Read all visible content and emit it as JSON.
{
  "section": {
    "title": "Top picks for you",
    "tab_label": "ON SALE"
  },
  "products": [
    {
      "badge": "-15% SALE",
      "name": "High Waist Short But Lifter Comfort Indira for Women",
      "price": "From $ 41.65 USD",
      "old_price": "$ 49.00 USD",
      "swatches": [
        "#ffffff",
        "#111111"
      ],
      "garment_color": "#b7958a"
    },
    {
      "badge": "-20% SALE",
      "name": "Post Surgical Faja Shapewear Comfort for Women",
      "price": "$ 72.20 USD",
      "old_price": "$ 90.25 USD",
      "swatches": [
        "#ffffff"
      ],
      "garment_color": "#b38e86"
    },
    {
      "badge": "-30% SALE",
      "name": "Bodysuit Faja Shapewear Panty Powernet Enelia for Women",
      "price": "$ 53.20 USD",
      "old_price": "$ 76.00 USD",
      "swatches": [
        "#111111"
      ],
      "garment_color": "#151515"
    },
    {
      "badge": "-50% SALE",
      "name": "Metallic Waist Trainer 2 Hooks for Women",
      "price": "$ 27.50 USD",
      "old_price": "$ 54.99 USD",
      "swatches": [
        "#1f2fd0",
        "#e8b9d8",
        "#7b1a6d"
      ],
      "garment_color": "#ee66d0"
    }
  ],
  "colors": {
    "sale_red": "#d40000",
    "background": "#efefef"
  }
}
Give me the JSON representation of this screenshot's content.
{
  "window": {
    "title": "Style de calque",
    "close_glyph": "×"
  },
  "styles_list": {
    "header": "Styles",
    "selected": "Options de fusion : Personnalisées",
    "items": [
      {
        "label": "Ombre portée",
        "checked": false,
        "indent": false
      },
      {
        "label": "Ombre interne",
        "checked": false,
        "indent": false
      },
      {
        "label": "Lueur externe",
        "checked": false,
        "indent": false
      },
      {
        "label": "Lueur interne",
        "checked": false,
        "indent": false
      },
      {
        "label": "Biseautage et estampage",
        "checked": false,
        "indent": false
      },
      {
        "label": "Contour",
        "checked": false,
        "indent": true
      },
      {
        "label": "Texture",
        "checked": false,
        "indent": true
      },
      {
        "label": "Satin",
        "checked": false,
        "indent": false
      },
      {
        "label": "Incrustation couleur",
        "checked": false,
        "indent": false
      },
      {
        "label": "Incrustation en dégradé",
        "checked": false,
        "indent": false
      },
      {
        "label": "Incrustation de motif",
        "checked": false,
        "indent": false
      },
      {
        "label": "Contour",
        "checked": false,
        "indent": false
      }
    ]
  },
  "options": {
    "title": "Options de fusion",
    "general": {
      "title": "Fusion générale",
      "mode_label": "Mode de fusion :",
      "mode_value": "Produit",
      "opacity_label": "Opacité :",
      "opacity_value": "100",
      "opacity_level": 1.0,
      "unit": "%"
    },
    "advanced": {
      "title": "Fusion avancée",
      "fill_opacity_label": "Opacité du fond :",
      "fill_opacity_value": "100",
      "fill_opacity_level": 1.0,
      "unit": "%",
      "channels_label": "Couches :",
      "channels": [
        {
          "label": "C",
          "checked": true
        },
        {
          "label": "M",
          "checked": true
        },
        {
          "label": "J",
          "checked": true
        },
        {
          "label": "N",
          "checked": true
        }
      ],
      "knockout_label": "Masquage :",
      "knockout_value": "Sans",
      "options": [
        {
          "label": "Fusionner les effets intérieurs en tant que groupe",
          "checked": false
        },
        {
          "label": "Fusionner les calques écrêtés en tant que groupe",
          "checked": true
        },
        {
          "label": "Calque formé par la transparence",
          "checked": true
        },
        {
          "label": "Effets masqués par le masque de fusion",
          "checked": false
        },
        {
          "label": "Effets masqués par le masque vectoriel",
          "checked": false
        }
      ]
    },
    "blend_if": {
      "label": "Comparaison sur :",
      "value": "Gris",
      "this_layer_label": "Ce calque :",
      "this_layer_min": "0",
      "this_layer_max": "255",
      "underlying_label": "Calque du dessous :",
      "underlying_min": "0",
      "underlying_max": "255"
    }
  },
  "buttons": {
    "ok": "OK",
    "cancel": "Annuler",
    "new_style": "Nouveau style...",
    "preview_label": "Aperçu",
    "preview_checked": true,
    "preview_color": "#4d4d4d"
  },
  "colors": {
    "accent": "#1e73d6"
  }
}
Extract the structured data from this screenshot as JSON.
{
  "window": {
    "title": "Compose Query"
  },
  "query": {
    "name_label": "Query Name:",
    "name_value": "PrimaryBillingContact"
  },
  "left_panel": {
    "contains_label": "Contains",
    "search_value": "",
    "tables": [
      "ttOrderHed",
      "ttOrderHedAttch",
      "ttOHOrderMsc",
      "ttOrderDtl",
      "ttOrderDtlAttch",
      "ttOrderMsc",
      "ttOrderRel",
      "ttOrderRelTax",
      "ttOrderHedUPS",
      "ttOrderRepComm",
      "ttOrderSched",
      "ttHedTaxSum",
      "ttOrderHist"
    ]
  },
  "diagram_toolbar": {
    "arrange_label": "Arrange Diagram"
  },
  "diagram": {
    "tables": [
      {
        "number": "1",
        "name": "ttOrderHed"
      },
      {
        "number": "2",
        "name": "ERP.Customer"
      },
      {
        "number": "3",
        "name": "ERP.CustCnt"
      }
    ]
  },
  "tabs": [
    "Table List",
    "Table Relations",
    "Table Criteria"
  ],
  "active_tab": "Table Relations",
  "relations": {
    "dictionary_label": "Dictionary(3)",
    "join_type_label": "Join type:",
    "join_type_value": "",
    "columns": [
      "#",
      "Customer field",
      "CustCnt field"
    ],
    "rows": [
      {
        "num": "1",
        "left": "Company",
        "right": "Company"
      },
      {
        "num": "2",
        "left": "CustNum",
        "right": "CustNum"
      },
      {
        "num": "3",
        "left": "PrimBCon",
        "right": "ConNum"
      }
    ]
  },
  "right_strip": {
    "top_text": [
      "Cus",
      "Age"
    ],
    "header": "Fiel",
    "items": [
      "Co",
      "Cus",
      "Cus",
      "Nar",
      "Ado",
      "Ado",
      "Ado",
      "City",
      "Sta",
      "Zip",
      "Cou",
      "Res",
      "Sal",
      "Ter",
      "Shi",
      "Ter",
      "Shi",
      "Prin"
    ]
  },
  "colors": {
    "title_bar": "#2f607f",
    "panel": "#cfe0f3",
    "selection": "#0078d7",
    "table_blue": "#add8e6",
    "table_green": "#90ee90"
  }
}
────────────────────
Without leaving anything out, give the entries again exactly.

■ Result of this exercise:
Read all visible content and emit it as JSON.
{
  "section": {
    "title": "Top picks for you",
    "tab_label": "ON SALE"
  },
  "products": [
    {
      "badge": "-15% SALE",
      "name": "High Waist Short But Lifter Comfort Indira for Women",
      "price": "From $ 41.65 USD",
      "old_price": "$ 49.00 USD",
      "swatches": [
        "#ffffff",
        "#111111"
      ],
      "garment_color": "#b7958a"
    },
    {
      "badge": "-20% SALE",
      "name": "Post Surgical Faja Shapewear Comfort for Women",
      "price": "$ 72.20 USD",
      "old_price": "$ 90.25 USD",
      "swatches": [
        "#ffffff"
      ],
      "garment_color": "#b38e86"
    },
    {
      "badge": "-30% SALE",
      "name": "Bodysuit Faja Shapewear Panty Powernet Enelia for Women",
      "price": "$ 53.20 USD",
      "old_price": "$ 76.00 USD",
      "swatches": [
        "#111111"
      ],
      "garment_color": "#151515"
    },
    {
      "badge": "-50% SALE",
      "name": "Metallic Waist Trainer 2 Hooks for Women",
      "price": "$ 27.50 USD",
      "old_price": "$ 54.99 USD",
      "swatches": [
        "#1f2fd0",
        "#e8b9d8",
        "#7b1a6d"
      ],
      "garment_color": "#ee66d0"
    }
  ],
  "colors": {
    "sale_red": "#d40000",
    "background": "#efefef"
  }
}
Give me the JSON representation of this screenshot's content.
{
  "window": {
    "title": "Style de calque",
    "close_glyph": "×"
  },
  "styles_list": {
    "header": "Styles",
    "selected": "Options de fusion : Personnalisées",
    "items": [
      {
        "label": "Ombre portée",
        "checked": false,
        "indent": false
      },
      {
        "label": "Ombre interne",
        "checked": false,
        "indent": false
      },
      {
        "label": "Lueur externe",
        "checked": false,
        "indent": false
      },
      {
        "label": "Lueur interne",
        "checked": false,
        "indent": false
      },
      {
        "label": "Biseautage et estampage",
        "checked": false,
        "indent": false
      },
      {
        "label": "Contour",
        "checked": false,
        "indent": true
      },
      {
        "label": "Texture",
        "checked": false,
        "indent": true
      },
      {
        "label": "Satin",
        "checked": false,
        "indent": false
      },
      {
        "label": "Incrustation couleur",
        "checked": false,
        "indent": false
      },
      {
        "label": "Incrustation en dégradé",
        "checked": false,
        "indent": false
      },
      {
        "label": "Incrustation de motif",
        "checked": false,
        "indent": false
      },
      {
        "label": "Contour",
        "checked": false,
        "indent": false
      }
    ]
  },
  "options": {
    "title": "Options de fusion",
    "general": {
      "title": "Fusion générale",
      "mode_label": "Mode de fusion :",
      "mode_value": "Produit",
      "opacity_label": "Opacité :",
      "opacity_value": "100",
      "opacity_level": 1.0,
      "unit": "%"
    },
    "advanced": {
      "title": "Fusion avancée",
      "fill_opacity_label": "Opacité du fond :",
      "fill_opacity_value": "100",
      "fill_opacity_level": 1.0,
      "unit": "%",
      "channels_label": "Couches :",
      "channels": [
        {
          "label": "C",
          "checked": true
        },
        {
          "label": "M",
          "checked": true
        },
        {
          "label": "J",
          "checked": true
        },
        {
          "label": "N",
          "checked": true
        }
      ],
      "knockout_label": "Masquage :",
      "knockout_value": "Sans",
      "options": [
        {
          "label": "Fusionner les effets intérieurs en tant que groupe",
          "checked": false
        },
        {
          "label": "Fusionner les calques écrêtés en tant que groupe",
          "checked": true
        },
        {
          "label": "Calque formé par la transparence",
          "checked": true
        },
        {
          "label": "Effets masqués par le masque de fusion",
          "checked": false
        },
        {
          "label": "Effets masqués par le masque vectoriel",
          "checked": false
        }
      ]
    },
    "blend_if": {
      "label": "Comparaison sur :",
      "value": "Gris",
      "this_layer_label": "Ce calque :",
      "this_layer_min": "0",
      "this_layer_max": "255",
      "underlying_label": "Calque du dessous :",
      "underlying_min": "0",
      "underlying_max": "255"
    }
  },
  "buttons": {
    "ok": "OK",
    "cancel": "Annuler",
    "new_style": "Nouveau style...",
    "preview_label": "Aperçu",
    "preview_checked": true,
    "preview_color": "#4d4d4d"
  },
  "colors": {
    "accent": "#1e73d6"
  }
}
Extract the structured data from this screenshot as JSON.
{
  "window": {
    "title": "Compose Query"
  },
  "query": {
    "name_label": "Query Name:",
    "name_value": "PrimaryBillingContact"
  },
  "left_panel": {
    "contains_label": "Contains",
    "search_value": "",
    "tables": [
      "ttOrderHed",
      "ttOrderHedAttch",
      "ttOHOrderMsc",
      "ttOrderDtl",
      "ttOrderDtlAttch",
      "ttOrderMsc",
      "ttOrderRel",
      "ttOrderRelTax",
      "ttOrderHedUPS",
      "ttOrderRepComm",
      "ttOrderSched",
      "ttHedTaxSum",
      "ttOrderHist"
    ]
  },
  "diagram_toolbar": {
    "arrange_label": "Arrange Diagram"
  },
  "diagram": {
    "tables": [
      {
        "number": "1",
        "name": "ttOrderHed"
      },
      {
        "number": "2",
        "name": "ERP.Customer"
      },
      {
        "number": "3",
        "name": "ERP.CustCnt"
      }
    ]
  },
  "tabs": [
    "Table List",
    "Table Relations",
    "Table Criteria"
  ],
  "active_tab": "Table Relations",
  "relations": {
    "dictionary_label": "Dictionary(3)",
    "join_type_label": "Join type:",
    "join_type_value": "",
    "columns": [
      "#",
      "Customer field",
      "CustCnt field"
    ],
    "rows": [
      {
        "num": "1",
        "left": "Company",
        "right": "Company"
      },
      {
        "num": "2",
        "left": "CustNum",
        "right": "CustNum"
      },
      {
        "num": "3",
        "left": "PrimBCon",
        "right": "ConNum"
      }
    ]
  },
  "right_strip": {
    "top_text": [
      "Cus",
      "Age"
    ],
    "header": "Fiel",
    "items": [
      "Co",
      "Cus",
      "Cus",
      "Nar",
      "Ado",
      "Ado",
      "Ado",
      "City",
      "Sta",
      "Zip",
      "Cou",
      "Res",
      "Sal",
      "Ter",
      "Shi",
      "Ter",
      "Shi",
      "Prin"
    ]
  },
  "colors": {
    "title_bar": "#2f607f",
    "panel": "#cfe0f3",
    "selection": "#0078d7",
    "table_blue": "#add8e6",
    "table_green": "#90ee90"
  }
}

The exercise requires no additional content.